Task directions: Word for word, repeat the lines of the records from the one containing "Convert this document image to plain text." through the last line, both included.

Information supplied:
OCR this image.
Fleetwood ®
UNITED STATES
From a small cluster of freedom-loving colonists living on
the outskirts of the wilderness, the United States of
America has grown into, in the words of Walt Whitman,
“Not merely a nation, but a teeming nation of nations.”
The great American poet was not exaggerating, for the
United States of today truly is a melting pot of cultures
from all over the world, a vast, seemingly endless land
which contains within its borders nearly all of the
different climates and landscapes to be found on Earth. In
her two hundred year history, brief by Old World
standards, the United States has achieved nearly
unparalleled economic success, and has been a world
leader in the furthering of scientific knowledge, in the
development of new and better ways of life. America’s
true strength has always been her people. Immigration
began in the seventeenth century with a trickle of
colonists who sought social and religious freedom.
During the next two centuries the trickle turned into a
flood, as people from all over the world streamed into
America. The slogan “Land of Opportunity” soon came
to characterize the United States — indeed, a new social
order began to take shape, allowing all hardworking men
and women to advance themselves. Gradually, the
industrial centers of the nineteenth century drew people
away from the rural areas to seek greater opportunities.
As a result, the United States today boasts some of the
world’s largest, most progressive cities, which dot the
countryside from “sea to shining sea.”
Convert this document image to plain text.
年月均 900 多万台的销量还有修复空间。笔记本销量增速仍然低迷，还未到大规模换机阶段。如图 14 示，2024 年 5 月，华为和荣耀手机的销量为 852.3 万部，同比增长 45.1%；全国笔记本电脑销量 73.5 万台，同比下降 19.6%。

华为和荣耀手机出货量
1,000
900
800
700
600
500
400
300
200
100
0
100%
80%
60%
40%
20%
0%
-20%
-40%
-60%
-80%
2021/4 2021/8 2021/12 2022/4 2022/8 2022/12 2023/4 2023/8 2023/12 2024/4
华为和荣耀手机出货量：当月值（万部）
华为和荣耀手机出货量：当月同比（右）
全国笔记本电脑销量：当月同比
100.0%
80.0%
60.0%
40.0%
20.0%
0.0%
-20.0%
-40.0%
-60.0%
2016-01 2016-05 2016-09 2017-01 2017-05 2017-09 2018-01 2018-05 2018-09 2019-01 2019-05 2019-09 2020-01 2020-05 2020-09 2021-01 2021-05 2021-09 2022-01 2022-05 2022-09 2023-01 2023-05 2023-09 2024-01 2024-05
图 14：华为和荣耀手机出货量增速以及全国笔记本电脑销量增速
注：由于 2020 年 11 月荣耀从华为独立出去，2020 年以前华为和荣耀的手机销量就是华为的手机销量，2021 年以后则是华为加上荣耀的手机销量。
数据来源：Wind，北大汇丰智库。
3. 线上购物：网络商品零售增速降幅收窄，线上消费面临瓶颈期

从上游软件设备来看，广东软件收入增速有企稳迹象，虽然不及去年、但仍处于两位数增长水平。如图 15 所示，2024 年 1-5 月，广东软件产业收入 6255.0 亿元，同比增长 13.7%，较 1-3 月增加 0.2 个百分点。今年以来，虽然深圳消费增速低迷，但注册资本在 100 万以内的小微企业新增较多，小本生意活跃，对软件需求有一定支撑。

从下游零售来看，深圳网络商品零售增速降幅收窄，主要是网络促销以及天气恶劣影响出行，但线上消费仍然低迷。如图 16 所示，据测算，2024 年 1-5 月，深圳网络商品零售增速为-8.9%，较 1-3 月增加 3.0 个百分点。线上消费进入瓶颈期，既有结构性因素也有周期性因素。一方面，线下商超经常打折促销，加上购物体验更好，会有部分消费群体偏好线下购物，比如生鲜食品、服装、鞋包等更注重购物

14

Response to this task:
Convert this document image to plain text.
年月均 900 多万台的销量还有修复空间。笔记本销量增速仍然低迷，还未到大规模换机阶段。如图 14 示，2024 年 5 月，华为和荣耀手机的销量为 852.3 万部，同比增长 45.1%；全国笔记本电脑销量 73.5 万台，同比下降 19.6%。

华为和荣耀手机出货量
1,000
900
800
700
600
500
400
300
200
100
0
100%
80%
60%
40%
20%
0%
-20%
-40%
-60%
-80%
2021/4 2021/8 2021/12 2022/4 2022/8 2022/12 2023/4 2023/8 2023/12 2024/4
华为和荣耀手机出货量：当月值（万部）
华为和荣耀手机出货量：当月同比（右）
全国笔记本电脑销量：当月同比
100.0%
80.0%
60.0%
40.0%
20.0%
0.0%
-20.0%
-40.0%
-60.0%
2016-01 2016-05 2016-09 2017-01 2017-05 2017-09 2018-01 2018-05 2018-09 2019-01 2019-05 2019-09 2020-01 2020-05 2020-09 2021-01 2021-05 2021-09 2022-01 2022-05 2022-09 2023-01 2023-05 2023-09 2024-01 2024-05
图 14：华为和荣耀手机出货量增速以及全国笔记本电脑销量增速
注：由于 2020 年 11 月荣耀从华为独立出去，2020 年以前华为和荣耀的手机销量就是华为的手机销量，2021 年以后则是华为加上荣耀的手机销量。
数据来源：Wind，北大汇丰智库。
3. 线上购物：网络商品零售增速降幅收窄，线上消费面临瓶颈期

从上游软件设备来看，广东软件收入增速有企稳迹象，虽然不及去年、但仍处于两位数增长水平。如图 15 所示，2024 年 1-5 月，广东软件产业收入 6255.0 亿元，同比增长 13.7%，较 1-3 月增加 0.2 个百分点。今年以来，虽然深圳消费增速低迷，但注册资本在 100 万以内的小微企业新增较多，小本生意活跃，对软件需求有一定支撑。

从下游零售来看，深圳网络商品零售增速降幅收窄，主要是网络促销以及天气恶劣影响出行，但线上消费仍然低迷。如图 16 所示，据测算，2024 年 1-5 月，深圳网络商品零售增速为-8.9%，较 1-3 月增加 3.0 个百分点。线上消费进入瓶颈期，既有结构性因素也有周期性因素。一方面，线下商超经常打折促销，加上购物体验更好，会有部分消费群体偏好线下购物，比如生鲜食品、服装、鞋包等更注重购物

14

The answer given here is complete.